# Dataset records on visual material
↓

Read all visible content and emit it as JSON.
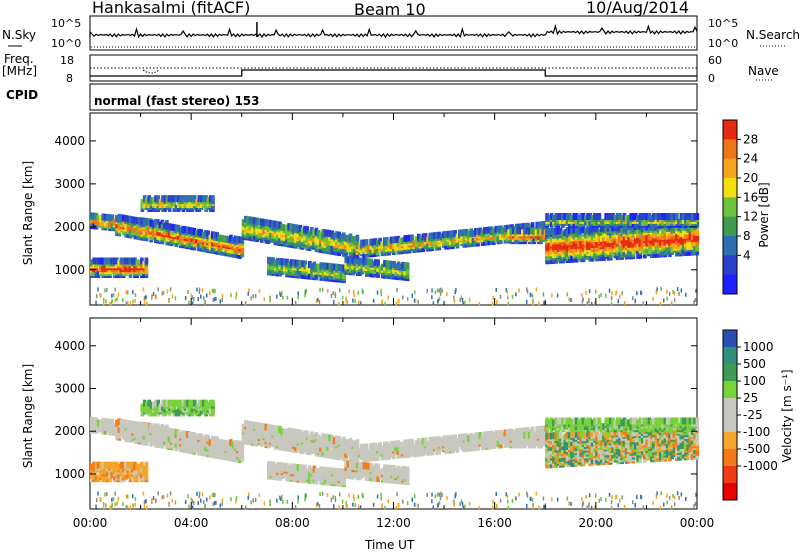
{
  "header": {
    "station": "Hankasalmi (fitACF)",
    "beam": "Beam 10",
    "date": "10/Aug/2014"
  },
  "status_panels": {
    "nsky_label": "N.Sky",
    "nsky_ticks": [
      "10^5",
      "10^0"
    ],
    "nsearch_label": "N.Search",
    "nsearch_ticks": [
      "10^5",
      "10^0"
    ],
    "freq_label": "Freq.",
    "freq_unit": "[MHz]",
    "freq_ticks": [
      "18",
      "8"
    ],
    "nave_label": "Nave",
    "nave_ticks": [
      "60",
      "0"
    ],
    "cpid_label": "CPID",
    "cpid_value": "normal (fast stereo) 153"
  },
  "colors": {
    "power_scale": [
      "#1f1fff",
      "#2a3fd0",
      "#2f6fb0",
      "#3f9a52",
      "#6cc23a",
      "#f2df10",
      "#f7a51a",
      "#f0741a",
      "#e62a10"
    ],
    "velocity_scale": [
      "#e60000",
      "#f03c14",
      "#f57a1a",
      "#f5a52a",
      "#c8c8bf",
      "#c8c8bf",
      "#78d23a",
      "#3f9a52",
      "#2f8f7f",
      "#2a4fb4"
    ],
    "ground_scatter": "#c8c8bf"
  },
  "chart_data": [
    {
      "type": "heatmap",
      "name": "power",
      "ylabel": "Slant Range [km]",
      "ylim": [
        180,
        4650
      ],
      "yticks": [
        "4000",
        "3000",
        "2000",
        "1000"
      ],
      "ytick_values": [
        4000,
        3000,
        2000,
        1000
      ],
      "xlim": [
        0,
        24
      ],
      "colorbar_label": "Power [dB]",
      "colorbar_ticks": [
        "28",
        "24",
        "20",
        "16",
        "12",
        "8",
        "4"
      ],
      "colorbar_range": [
        0,
        32
      ]
    },
    {
      "type": "heatmap",
      "name": "velocity",
      "ylabel": "Slant Range [km]",
      "ylim": [
        180,
        4650
      ],
      "yticks": [
        "4000",
        "3000",
        "2000",
        "1000"
      ],
      "ytick_values": [
        4000,
        3000,
        2000,
        1000
      ],
      "xlim": [
        0,
        24
      ],
      "xlabel": "Time UT",
      "xticks": [
        "00:00",
        "04:00",
        "08:00",
        "12:00",
        "16:00",
        "20:00",
        "00:00"
      ],
      "xtick_values": [
        0,
        4,
        8,
        12,
        16,
        20,
        24
      ],
      "colorbar_label": "Velocity [m s⁻¹]",
      "colorbar_ticks": [
        "1000",
        "500",
        "100",
        "25",
        "-25",
        "-100",
        "-500",
        "-1000"
      ]
    }
  ]
}
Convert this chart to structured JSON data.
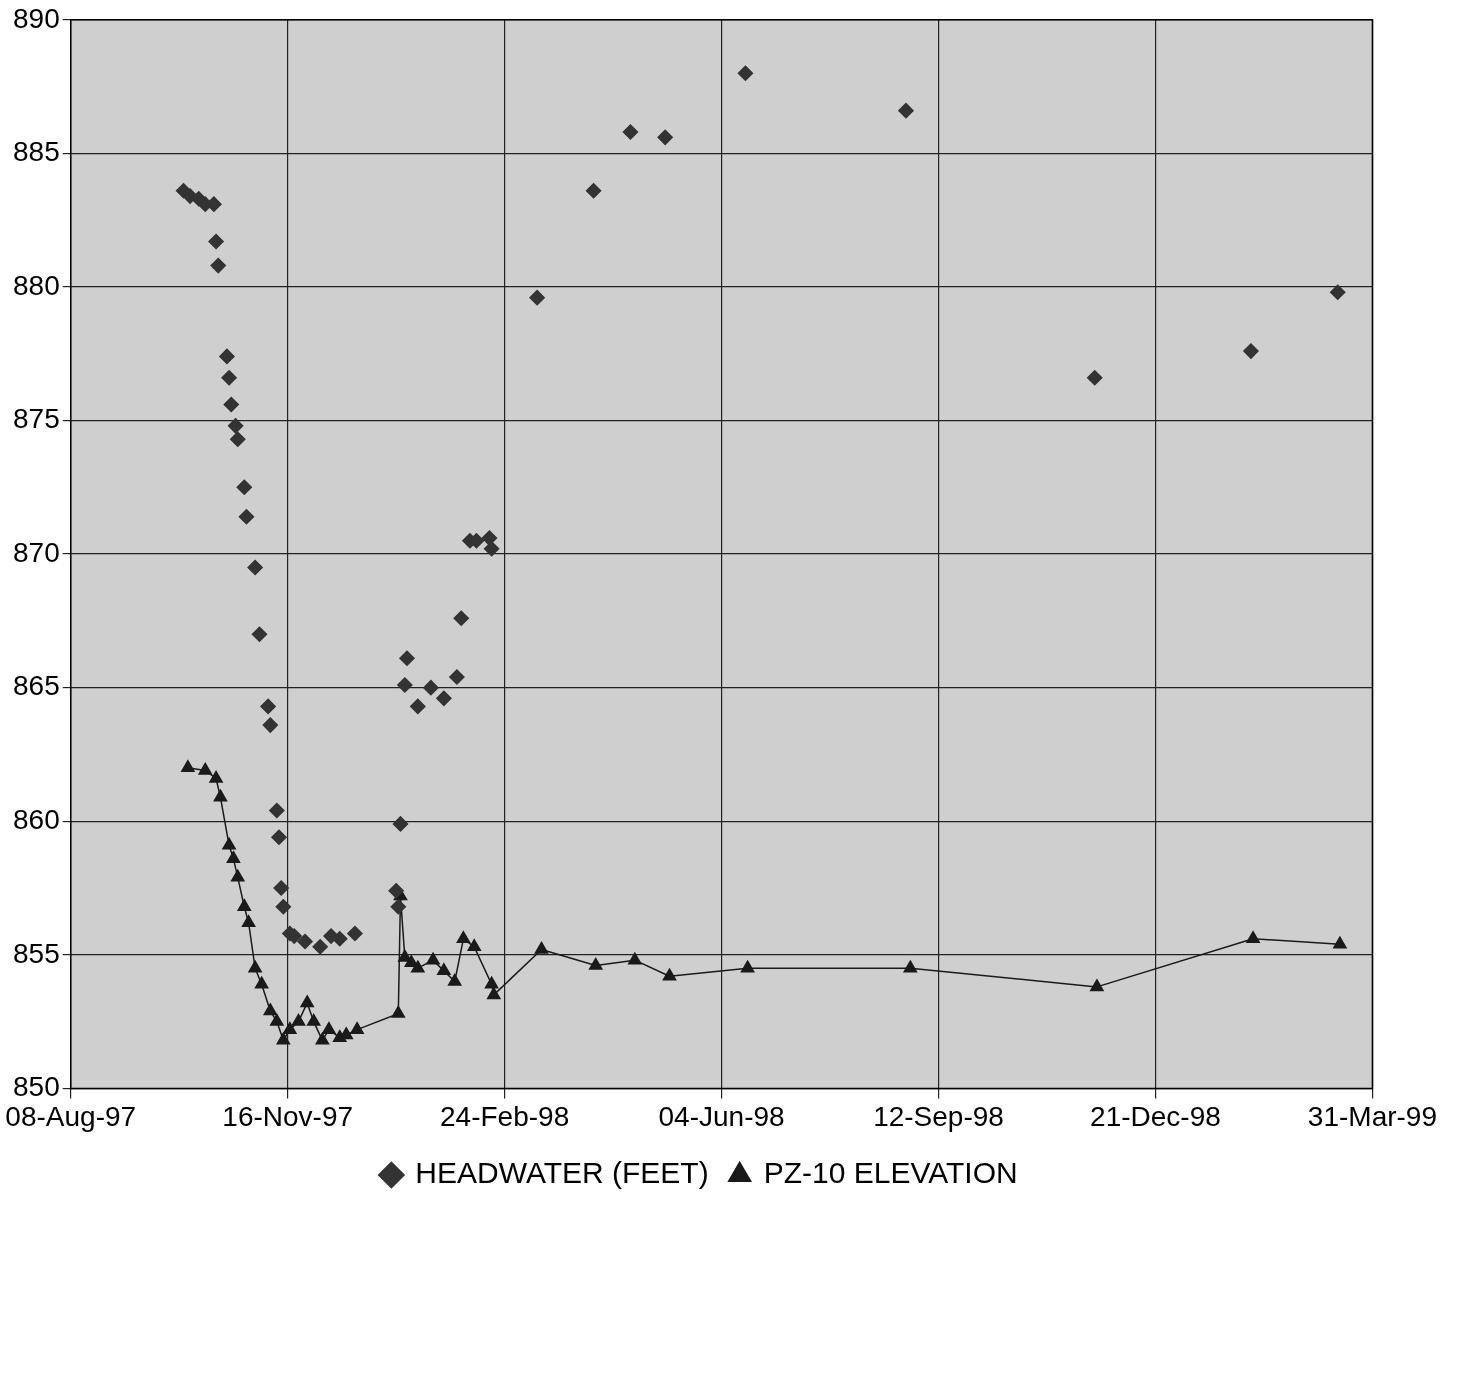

↑

Restate each of the entries above word for word and skip every image.

# Answer to the exercise
Read all visible content and emit it as JSON.
{
  "header": {
    "station": "Hankasalmi (fitACF)",
    "beam": "Beam 10",
    "date": "10/Aug/2014"
  },
  "status_panels": {
    "nsky_label": "N.Sky",
    "nsky_ticks": [
      "10^5",
      "10^0"
    ],
    "nsearch_label": "N.Search",
    "nsearch_ticks": [
      "10^5",
      "10^0"
    ],
    "freq_label": "Freq.",
    "freq_unit": "[MHz]",
    "freq_ticks": [
      "18",
      "8"
    ],
    "nave_label": "Nave",
    "nave_ticks": [
      "60",
      "0"
    ],
    "cpid_label": "CPID",
    "cpid_value": "normal (fast stereo) 153"
  },
  "colors": {
    "power_scale": [
      "#1f1fff",
      "#2a3fd0",
      "#2f6fb0",
      "#3f9a52",
      "#6cc23a",
      "#f2df10",
      "#f7a51a",
      "#f0741a",
      "#e62a10"
    ],
    "velocity_scale": [
      "#e60000",
      "#f03c14",
      "#f57a1a",
      "#f5a52a",
      "#c8c8bf",
      "#c8c8bf",
      "#78d23a",
      "#3f9a52",
      "#2f8f7f",
      "#2a4fb4"
    ],
    "ground_scatter": "#c8c8bf"
  },
  "chart_data": [
    {
      "type": "heatmap",
      "name": "power",
      "ylabel": "Slant Range [km]",
      "ylim": [
        180,
        4650
      ],
      "yticks": [
        "4000",
        "3000",
        "2000",
        "1000"
      ],
      "ytick_values": [
        4000,
        3000,
        2000,
        1000
      ],
      "xlim": [
        0,
        24
      ],
      "colorbar_label": "Power [dB]",
      "colorbar_ticks": [
        "28",
        "24",
        "20",
        "16",
        "12",
        "8",
        "4"
      ],
      "colorbar_range": [
        0,
        32
      ]
    },
    {
      "type": "heatmap",
      "name": "velocity",
      "ylabel": "Slant Range [km]",
      "ylim": [
        180,
        4650
      ],
      "yticks": [
        "4000",
        "3000",
        "2000",
        "1000"
      ],
      "ytick_values": [
        4000,
        3000,
        2000,
        1000
      ],
      "xlim": [
        0,
        24
      ],
      "xlabel": "Time UT",
      "xticks": [
        "00:00",
        "04:00",
        "08:00",
        "12:00",
        "16:00",
        "20:00",
        "00:00"
      ],
      "xtick_values": [
        0,
        4,
        8,
        12,
        16,
        20,
        24
      ],
      "colorbar_label": "Velocity [m s⁻¹]",
      "colorbar_ticks": [
        "1000",
        "500",
        "100",
        "25",
        "-25",
        "-100",
        "-500",
        "-1000"
      ]
    }
  ]
}
Convert this chart to structured JSON data.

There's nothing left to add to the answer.